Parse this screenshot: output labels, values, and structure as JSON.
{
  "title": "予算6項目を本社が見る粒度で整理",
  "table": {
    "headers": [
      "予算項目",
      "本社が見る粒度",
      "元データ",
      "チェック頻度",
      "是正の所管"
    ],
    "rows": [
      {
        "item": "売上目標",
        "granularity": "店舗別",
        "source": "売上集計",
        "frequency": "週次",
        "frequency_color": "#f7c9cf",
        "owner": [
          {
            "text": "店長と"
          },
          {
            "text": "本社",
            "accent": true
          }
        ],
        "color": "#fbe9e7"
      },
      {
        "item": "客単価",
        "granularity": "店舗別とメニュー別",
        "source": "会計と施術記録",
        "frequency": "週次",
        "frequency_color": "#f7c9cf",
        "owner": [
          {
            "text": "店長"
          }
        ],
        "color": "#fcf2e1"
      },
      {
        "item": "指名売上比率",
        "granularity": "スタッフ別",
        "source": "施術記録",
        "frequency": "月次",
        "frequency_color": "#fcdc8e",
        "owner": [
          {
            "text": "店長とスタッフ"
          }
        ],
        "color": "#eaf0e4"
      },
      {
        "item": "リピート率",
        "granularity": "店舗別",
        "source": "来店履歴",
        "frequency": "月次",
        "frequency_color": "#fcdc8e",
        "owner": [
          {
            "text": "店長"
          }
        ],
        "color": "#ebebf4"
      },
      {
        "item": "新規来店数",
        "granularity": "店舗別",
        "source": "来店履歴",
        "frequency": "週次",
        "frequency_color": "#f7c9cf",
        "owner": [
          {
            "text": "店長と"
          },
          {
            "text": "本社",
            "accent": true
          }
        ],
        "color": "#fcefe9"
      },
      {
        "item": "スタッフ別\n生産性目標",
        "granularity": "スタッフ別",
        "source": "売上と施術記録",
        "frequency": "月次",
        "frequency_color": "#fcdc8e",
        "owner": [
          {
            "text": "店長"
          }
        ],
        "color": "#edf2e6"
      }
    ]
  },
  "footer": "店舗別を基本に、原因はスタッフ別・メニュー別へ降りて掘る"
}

= = = = = = =

EXERCISE | The records above need to be transcribed in full. Keep every character unchanged.

FINISHED ANSWER |
Parse this screenshot: output labels, values, and structure as JSON.
{
  "title": "予算6項目を本社が見る粒度で整理",
  "table": {
    "headers": [
      "予算項目",
      "本社が見る粒度",
      "元データ",
      "チェック頻度",
      "是正の所管"
    ],
    "rows": [
      {
        "item": "売上目標",
        "granularity": "店舗別",
        "source": "売上集計",
        "frequency": "週次",
        "frequency_color": "#f7c9cf",
        "owner": [
          {
            "text": "店長と"
          },
          {
            "text": "本社",
            "accent": true
          }
        ],
        "color": "#fbe9e7"
      },
      {
        "item": "客単価",
        "granularity": "店舗別とメニュー別",
        "source": "会計と施術記録",
        "frequency": "週次",
        "frequency_color": "#f7c9cf",
        "owner": [
          {
            "text": "店長"
          }
        ],
        "color": "#fcf2e1"
      },
      {
        "item": "指名売上比率",
        "granularity": "スタッフ別",
        "source": "施術記録",
        "frequency": "月次",
        "frequency_color": "#fcdc8e",
        "owner": [
          {
            "text": "店長とスタッフ"
          }
        ],
        "color": "#eaf0e4"
      },
      {
        "item": "リピート率",
        "granularity": "店舗別",
        "source": "来店履歴",
        "frequency": "月次",
        "frequency_color": "#fcdc8e",
        "owner": [
          {
            "text": "店長"
          }
        ],
        "color": "#ebebf4"
      },
      {
        "item": "新規来店数",
        "granularity": "店舗別",
        "source": "来店履歴",
        "frequency": "週次",
        "frequency_color": "#f7c9cf",
        "owner": [
          {
            "text": "店長と"
          },
          {
            "text": "本社",
            "accent": true
          }
        ],
        "color": "#fcefe9"
      },
      {
        "item": "スタッフ別\n生産性目標",
        "granularity": "スタッフ別",
        "source": "売上と施術記録",
        "frequency": "月次",
        "frequency_color": "#fcdc8e",
        "owner": [
          {
            "text": "店長"
          }
        ],
        "color": "#edf2e6"
      }
    ]
  },
  "footer": "店舗別を基本に、原因はスタッフ別・メニュー別へ降りて掘る"
}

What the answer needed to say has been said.